'''
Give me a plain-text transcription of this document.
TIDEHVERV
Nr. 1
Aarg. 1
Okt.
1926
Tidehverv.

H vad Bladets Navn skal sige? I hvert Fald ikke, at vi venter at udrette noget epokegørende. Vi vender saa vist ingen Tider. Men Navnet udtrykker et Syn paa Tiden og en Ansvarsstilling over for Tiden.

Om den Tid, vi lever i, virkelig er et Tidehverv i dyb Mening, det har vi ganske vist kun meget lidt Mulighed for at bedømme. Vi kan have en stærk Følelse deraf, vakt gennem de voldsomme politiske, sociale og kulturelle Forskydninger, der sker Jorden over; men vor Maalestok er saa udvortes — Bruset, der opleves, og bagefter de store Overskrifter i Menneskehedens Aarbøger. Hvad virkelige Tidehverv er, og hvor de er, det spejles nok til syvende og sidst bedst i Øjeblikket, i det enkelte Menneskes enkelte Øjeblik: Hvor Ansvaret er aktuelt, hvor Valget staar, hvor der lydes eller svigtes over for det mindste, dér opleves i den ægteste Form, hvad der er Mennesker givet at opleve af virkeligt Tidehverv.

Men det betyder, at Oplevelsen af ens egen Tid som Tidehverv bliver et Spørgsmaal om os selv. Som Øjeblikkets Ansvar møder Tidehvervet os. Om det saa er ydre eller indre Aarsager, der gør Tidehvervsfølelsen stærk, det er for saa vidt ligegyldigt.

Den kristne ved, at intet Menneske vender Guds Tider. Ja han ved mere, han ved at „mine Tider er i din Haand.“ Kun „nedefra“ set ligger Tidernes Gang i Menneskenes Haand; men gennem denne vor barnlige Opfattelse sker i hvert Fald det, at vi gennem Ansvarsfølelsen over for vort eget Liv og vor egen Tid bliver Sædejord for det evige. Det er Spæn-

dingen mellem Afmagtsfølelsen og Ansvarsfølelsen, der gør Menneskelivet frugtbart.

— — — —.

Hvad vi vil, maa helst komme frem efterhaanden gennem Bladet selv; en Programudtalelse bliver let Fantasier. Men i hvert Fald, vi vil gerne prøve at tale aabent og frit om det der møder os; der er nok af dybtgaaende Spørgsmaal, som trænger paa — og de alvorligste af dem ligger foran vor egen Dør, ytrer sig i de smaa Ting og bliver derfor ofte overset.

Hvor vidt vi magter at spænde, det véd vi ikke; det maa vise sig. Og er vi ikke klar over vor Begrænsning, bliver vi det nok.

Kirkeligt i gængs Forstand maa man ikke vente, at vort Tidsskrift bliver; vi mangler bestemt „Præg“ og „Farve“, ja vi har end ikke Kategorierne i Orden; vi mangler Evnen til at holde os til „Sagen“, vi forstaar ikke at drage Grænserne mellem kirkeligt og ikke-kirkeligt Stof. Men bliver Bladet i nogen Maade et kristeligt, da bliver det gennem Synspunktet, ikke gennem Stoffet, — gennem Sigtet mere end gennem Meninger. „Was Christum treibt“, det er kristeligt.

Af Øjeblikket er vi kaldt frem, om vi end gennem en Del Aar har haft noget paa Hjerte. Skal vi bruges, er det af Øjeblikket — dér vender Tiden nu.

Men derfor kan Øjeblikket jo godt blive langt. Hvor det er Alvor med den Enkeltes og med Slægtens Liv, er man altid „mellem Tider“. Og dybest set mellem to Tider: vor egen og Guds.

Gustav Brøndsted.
'''
WHAT THE TASK REQUIRES
Go through the listing above and restate it word for word.

RESPONSE FOR THIS EXERCISE
Give me a plain-text transcription of this document.
TIDEHVERV
Nr. 1
Aarg. 1
Okt.
1926
Tidehverv.

H vad Bladets Navn skal sige? I hvert Fald ikke, at vi venter at udrette noget epokegørende. Vi vender saa vist ingen Tider. Men Navnet udtrykker et Syn paa Tiden og en Ansvarsstilling over for Tiden.

Om den Tid, vi lever i, virkelig er et Tidehverv i dyb Mening, det har vi ganske vist kun meget lidt Mulighed for at bedømme. Vi kan have en stærk Følelse deraf, vakt gennem de voldsomme politiske, sociale og kulturelle Forskydninger, der sker Jorden over; men vor Maalestok er saa udvortes — Bruset, der opleves, og bagefter de store Overskrifter i Menneskehedens Aarbøger. Hvad virkelige Tidehverv er, og hvor de er, det spejles nok til syvende og sidst bedst i Øjeblikket, i det enkelte Menneskes enkelte Øjeblik: Hvor Ansvaret er aktuelt, hvor Valget staar, hvor der lydes eller svigtes over for det mindste, dér opleves i den ægteste Form, hvad der er Mennesker givet at opleve af virkeligt Tidehverv.

Men det betyder, at Oplevelsen af ens egen Tid som Tidehverv bliver et Spørgsmaal om os selv. Som Øjeblikkets Ansvar møder Tidehvervet os. Om det saa er ydre eller indre Aarsager, der gør Tidehvervsfølelsen stærk, det er for saa vidt ligegyldigt.

Den kristne ved, at intet Menneske vender Guds Tider. Ja han ved mere, han ved at „mine Tider er i din Haand.“ Kun „nedefra“ set ligger Tidernes Gang i Menneskenes Haand; men gennem denne vor barnlige Opfattelse sker i hvert Fald det, at vi gennem Ansvarsfølelsen over for vort eget Liv og vor egen Tid bliver Sædejord for det evige. Det er Spæn-

dingen mellem Afmagtsfølelsen og Ansvarsfølelsen, der gør Menneskelivet frugtbart.

— — — —.

Hvad vi vil, maa helst komme frem efterhaanden gennem Bladet selv; en Programudtalelse bliver let Fantasier. Men i hvert Fald, vi vil gerne prøve at tale aabent og frit om det der møder os; der er nok af dybtgaaende Spørgsmaal, som trænger paa — og de alvorligste af dem ligger foran vor egen Dør, ytrer sig i de smaa Ting og bliver derfor ofte overset.

Hvor vidt vi magter at spænde, det véd vi ikke; det maa vise sig. Og er vi ikke klar over vor Begrænsning, bliver vi det nok.

Kirkeligt i gængs Forstand maa man ikke vente, at vort Tidsskrift bliver; vi mangler bestemt „Præg“ og „Farve“, ja vi har end ikke Kategorierne i Orden; vi mangler Evnen til at holde os til „Sagen“, vi forstaar ikke at drage Grænserne mellem kirkeligt og ikke-kirkeligt Stof. Men bliver Bladet i nogen Maade et kristeligt, da bliver det gennem Synspunktet, ikke gennem Stoffet, — gennem Sigtet mere end gennem Meninger. „Was Christum treibt“, det er kristeligt.

Af Øjeblikket er vi kaldt frem, om vi end gennem en Del Aar har haft noget paa Hjerte. Skal vi bruges, er det af Øjeblikket — dér vender Tiden nu.

Men derfor kan Øjeblikket jo godt blive langt. Hvor det er Alvor med den Enkeltes og med Slægtens Liv, er man altid „mellem Tider“. Og dybest set mellem to Tider: vor egen og Guds.

Gustav Brøndsted.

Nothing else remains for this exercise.